- [INSTRUCTIONS FOR THE TASK]: Write out, precisely and in full, each line of the material.

- [MATERIAL FOR THIS TASK]:
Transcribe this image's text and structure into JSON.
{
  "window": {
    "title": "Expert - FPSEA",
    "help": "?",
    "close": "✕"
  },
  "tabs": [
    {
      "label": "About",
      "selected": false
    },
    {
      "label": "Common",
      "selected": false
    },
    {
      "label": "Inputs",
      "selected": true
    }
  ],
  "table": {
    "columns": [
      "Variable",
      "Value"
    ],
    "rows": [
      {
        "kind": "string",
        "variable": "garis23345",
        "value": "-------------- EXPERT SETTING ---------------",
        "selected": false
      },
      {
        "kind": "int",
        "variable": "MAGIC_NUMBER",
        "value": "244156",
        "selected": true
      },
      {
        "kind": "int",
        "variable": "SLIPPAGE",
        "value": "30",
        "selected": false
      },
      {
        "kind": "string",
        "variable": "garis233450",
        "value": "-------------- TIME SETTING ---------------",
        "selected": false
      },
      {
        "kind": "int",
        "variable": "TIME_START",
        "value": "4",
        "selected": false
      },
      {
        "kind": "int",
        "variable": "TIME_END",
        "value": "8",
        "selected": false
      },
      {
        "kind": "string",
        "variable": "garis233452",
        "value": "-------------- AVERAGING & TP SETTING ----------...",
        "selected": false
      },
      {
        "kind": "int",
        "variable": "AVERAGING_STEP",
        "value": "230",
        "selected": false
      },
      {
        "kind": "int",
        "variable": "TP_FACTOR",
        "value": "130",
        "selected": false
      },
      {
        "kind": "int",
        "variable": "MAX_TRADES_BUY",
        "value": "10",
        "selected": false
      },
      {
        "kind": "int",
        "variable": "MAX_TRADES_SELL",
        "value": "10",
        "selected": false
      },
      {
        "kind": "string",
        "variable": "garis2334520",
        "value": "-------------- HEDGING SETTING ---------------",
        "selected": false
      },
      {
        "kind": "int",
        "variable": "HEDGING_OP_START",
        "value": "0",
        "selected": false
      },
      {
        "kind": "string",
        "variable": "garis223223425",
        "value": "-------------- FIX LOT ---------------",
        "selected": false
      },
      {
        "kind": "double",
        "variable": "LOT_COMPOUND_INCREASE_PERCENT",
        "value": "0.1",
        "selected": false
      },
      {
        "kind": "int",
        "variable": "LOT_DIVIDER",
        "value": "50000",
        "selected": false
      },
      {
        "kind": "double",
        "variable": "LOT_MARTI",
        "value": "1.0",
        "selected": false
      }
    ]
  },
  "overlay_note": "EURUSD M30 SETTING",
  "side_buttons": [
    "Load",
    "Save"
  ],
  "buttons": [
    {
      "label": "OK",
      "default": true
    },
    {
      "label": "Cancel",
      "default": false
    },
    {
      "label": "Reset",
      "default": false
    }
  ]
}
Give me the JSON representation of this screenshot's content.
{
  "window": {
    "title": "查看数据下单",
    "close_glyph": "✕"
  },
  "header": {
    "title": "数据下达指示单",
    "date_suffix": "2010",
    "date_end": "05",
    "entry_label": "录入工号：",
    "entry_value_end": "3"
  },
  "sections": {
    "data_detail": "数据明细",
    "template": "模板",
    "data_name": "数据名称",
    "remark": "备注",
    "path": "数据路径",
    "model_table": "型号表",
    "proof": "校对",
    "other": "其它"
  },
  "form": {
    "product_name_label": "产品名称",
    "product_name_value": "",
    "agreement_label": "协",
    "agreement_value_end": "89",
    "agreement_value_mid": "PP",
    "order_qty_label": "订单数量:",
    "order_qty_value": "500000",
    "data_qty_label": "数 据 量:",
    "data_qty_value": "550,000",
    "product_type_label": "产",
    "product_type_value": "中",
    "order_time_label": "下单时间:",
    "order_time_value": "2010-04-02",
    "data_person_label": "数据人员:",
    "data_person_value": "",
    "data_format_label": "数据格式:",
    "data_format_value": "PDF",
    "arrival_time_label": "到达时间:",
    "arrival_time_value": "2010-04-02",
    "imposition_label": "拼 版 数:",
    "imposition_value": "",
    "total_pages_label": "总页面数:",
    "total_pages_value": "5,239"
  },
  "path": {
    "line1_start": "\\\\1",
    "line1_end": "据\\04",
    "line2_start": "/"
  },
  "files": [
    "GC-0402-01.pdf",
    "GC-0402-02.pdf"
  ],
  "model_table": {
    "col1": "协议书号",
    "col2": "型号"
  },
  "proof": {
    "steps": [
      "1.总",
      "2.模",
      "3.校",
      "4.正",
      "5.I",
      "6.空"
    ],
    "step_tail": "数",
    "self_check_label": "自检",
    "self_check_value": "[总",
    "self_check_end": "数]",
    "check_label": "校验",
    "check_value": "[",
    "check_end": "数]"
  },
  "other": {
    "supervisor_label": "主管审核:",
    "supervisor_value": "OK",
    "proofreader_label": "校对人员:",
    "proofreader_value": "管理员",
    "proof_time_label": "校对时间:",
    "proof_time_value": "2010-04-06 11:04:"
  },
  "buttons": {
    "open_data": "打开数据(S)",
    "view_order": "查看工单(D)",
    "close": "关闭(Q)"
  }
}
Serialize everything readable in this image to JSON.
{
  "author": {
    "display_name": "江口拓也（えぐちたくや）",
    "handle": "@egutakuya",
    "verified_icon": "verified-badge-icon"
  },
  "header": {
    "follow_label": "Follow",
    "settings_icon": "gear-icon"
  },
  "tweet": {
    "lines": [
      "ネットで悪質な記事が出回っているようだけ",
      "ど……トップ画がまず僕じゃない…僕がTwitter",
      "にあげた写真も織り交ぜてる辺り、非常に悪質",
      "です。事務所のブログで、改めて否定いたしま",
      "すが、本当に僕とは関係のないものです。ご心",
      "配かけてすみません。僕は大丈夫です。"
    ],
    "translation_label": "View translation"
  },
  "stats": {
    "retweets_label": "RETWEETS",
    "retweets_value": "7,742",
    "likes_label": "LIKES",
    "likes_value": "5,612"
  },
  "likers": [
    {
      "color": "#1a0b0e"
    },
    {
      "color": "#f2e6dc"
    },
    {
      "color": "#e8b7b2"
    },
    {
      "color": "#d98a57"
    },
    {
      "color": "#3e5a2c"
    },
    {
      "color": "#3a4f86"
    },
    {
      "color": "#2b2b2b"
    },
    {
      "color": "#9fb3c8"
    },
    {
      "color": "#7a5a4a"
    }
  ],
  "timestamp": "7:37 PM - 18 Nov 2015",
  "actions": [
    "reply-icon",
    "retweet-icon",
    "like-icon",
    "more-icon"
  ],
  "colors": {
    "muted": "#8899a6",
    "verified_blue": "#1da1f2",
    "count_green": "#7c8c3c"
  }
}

- [RESULT FOR THIS TASK]:
Transcribe this image's text and structure into JSON.
{
  "window": {
    "title": "Expert - FPSEA",
    "help": "?",
    "close": "✕"
  },
  "tabs": [
    {
      "label": "About",
      "selected": false
    },
    {
      "label": "Common",
      "selected": false
    },
    {
      "label": "Inputs",
      "selected": true
    }
  ],
  "table": {
    "columns": [
      "Variable",
      "Value"
    ],
    "rows": [
      {
        "kind": "string",
        "variable": "garis23345",
        "value": "-------------- EXPERT SETTING ---------------",
        "selected": false
      },
      {
        "kind": "int",
        "variable": "MAGIC_NUMBER",
        "value": "244156",
        "selected": true
      },
      {
        "kind": "int",
        "variable": "SLIPPAGE",
        "value": "30",
        "selected": false
      },
      {
        "kind": "string",
        "variable": "garis233450",
        "value": "-------------- TIME SETTING ---------------",
        "selected": false
      },
      {
        "kind": "int",
        "variable": "TIME_START",
        "value": "4",
        "selected": false
      },
      {
        "kind": "int",
        "variable": "TIME_END",
        "value": "8",
        "selected": false
      },
      {
        "kind": "string",
        "variable": "garis233452",
        "value": "-------------- AVERAGING & TP SETTING ----------...",
        "selected": false
      },
      {
        "kind": "int",
        "variable": "AVERAGING_STEP",
        "value": "230",
        "selected": false
      },
      {
        "kind": "int",
        "variable": "TP_FACTOR",
        "value": "130",
        "selected": false
      },
      {
        "kind": "int",
        "variable": "MAX_TRADES_BUY",
        "value": "10",
        "selected": false
      },
      {
        "kind": "int",
        "variable": "MAX_TRADES_SELL",
        "value": "10",
        "selected": false
      },
      {
        "kind": "string",
        "variable": "garis2334520",
        "value": "-------------- HEDGING SETTING ---------------",
        "selected": false
      },
      {
        "kind": "int",
        "variable": "HEDGING_OP_START",
        "value": "0",
        "selected": false
      },
      {
        "kind": "string",
        "variable": "garis223223425",
        "value": "-------------- FIX LOT ---------------",
        "selected": false
      },
      {
        "kind": "double",
        "variable": "LOT_COMPOUND_INCREASE_PERCENT",
        "value": "0.1",
        "selected": false
      },
      {
        "kind": "int",
        "variable": "LOT_DIVIDER",
        "value": "50000",
        "selected": false
      },
      {
        "kind": "double",
        "variable": "LOT_MARTI",
        "value": "1.0",
        "selected": false
      }
    ]
  },
  "overlay_note": "EURUSD M30 SETTING",
  "side_buttons": [
    "Load",
    "Save"
  ],
  "buttons": [
    {
      "label": "OK",
      "default": true
    },
    {
      "label": "Cancel",
      "default": false
    },
    {
      "label": "Reset",
      "default": false
    }
  ]
}
Give me the JSON representation of this screenshot's content.
{
  "window": {
    "title": "查看数据下单",
    "close_glyph": "✕"
  },
  "header": {
    "title": "数据下达指示单",
    "date_suffix": "2010",
    "date_end": "05",
    "entry_label": "录入工号：",
    "entry_value_end": "3"
  },
  "sections": {
    "data_detail": "数据明细",
    "template": "模板",
    "data_name": "数据名称",
    "remark": "备注",
    "path": "数据路径",
    "model_table": "型号表",
    "proof": "校对",
    "other": "其它"
  },
  "form": {
    "product_name_label": "产品名称",
    "product_name_value": "",
    "agreement_label": "协",
    "agreement_value_end": "89",
    "agreement_value_mid": "PP",
    "order_qty_label": "订单数量:",
    "order_qty_value": "500000",
    "data_qty_label": "数 据 量:",
    "data_qty_value": "550,000",
    "product_type_label": "产",
    "product_type_value": "中",
    "order_time_label": "下单时间:",
    "order_time_value": "2010-04-02",
    "data_person_label": "数据人员:",
    "data_person_value": "",
    "data_format_label": "数据格式:",
    "data_format_value": "PDF",
    "arrival_time_label": "到达时间:",
    "arrival_time_value": "2010-04-02",
    "imposition_label": "拼 版 数:",
    "imposition_value": "",
    "total_pages_label": "总页面数:",
    "total_pages_value": "5,239"
  },
  "path": {
    "line1_start": "\\\\1",
    "line1_end": "据\\04",
    "line2_start": "/"
  },
  "files": [
    "GC-0402-01.pdf",
    "GC-0402-02.pdf"
  ],
  "model_table": {
    "col1": "协议书号",
    "col2": "型号"
  },
  "proof": {
    "steps": [
      "1.总",
      "2.模",
      "3.校",
      "4.正",
      "5.I",
      "6.空"
    ],
    "step_tail": "数",
    "self_check_label": "自检",
    "self_check_value": "[总",
    "self_check_end": "数]",
    "check_label": "校验",
    "check_value": "[",
    "check_end": "数]"
  },
  "other": {
    "supervisor_label": "主管审核:",
    "supervisor_value": "OK",
    "proofreader_label": "校对人员:",
    "proofreader_value": "管理员",
    "proof_time_label": "校对时间:",
    "proof_time_value": "2010-04-06 11:04:"
  },
  "buttons": {
    "open_data": "打开数据(S)",
    "view_order": "查看工单(D)",
    "close": "关闭(Q)"
  }
}
Serialize everything readable in this image to JSON.
{
  "author": {
    "display_name": "江口拓也（えぐちたくや）",
    "handle": "@egutakuya",
    "verified_icon": "verified-badge-icon"
  },
  "header": {
    "follow_label": "Follow",
    "settings_icon": "gear-icon"
  },
  "tweet": {
    "lines": [
      "ネットで悪質な記事が出回っているようだけ",
      "ど……トップ画がまず僕じゃない…僕がTwitter",
      "にあげた写真も織り交ぜてる辺り、非常に悪質",
      "です。事務所のブログで、改めて否定いたしま",
      "すが、本当に僕とは関係のないものです。ご心",
      "配かけてすみません。僕は大丈夫です。"
    ],
    "translation_label": "View translation"
  },
  "stats": {
    "retweets_label": "RETWEETS",
    "retweets_value": "7,742",
    "likes_label": "LIKES",
    "likes_value": "5,612"
  },
  "likers": [
    {
      "color": "#1a0b0e"
    },
    {
      "color": "#f2e6dc"
    },
    {
      "color": "#e8b7b2"
    },
    {
      "color": "#d98a57"
    },
    {
      "color": "#3e5a2c"
    },
    {
      "color": "#3a4f86"
    },
    {
      "color": "#2b2b2b"
    },
    {
      "color": "#9fb3c8"
    },
    {
      "color": "#7a5a4a"
    }
  ],
  "timestamp": "7:37 PM - 18 Nov 2015",
  "actions": [
    "reply-icon",
    "retweet-icon",
    "like-icon",
    "more-icon"
  ],
  "colors": {
    "muted": "#8899a6",
    "verified_blue": "#1da1f2",
    "count_green": "#7c8c3c"
  }
}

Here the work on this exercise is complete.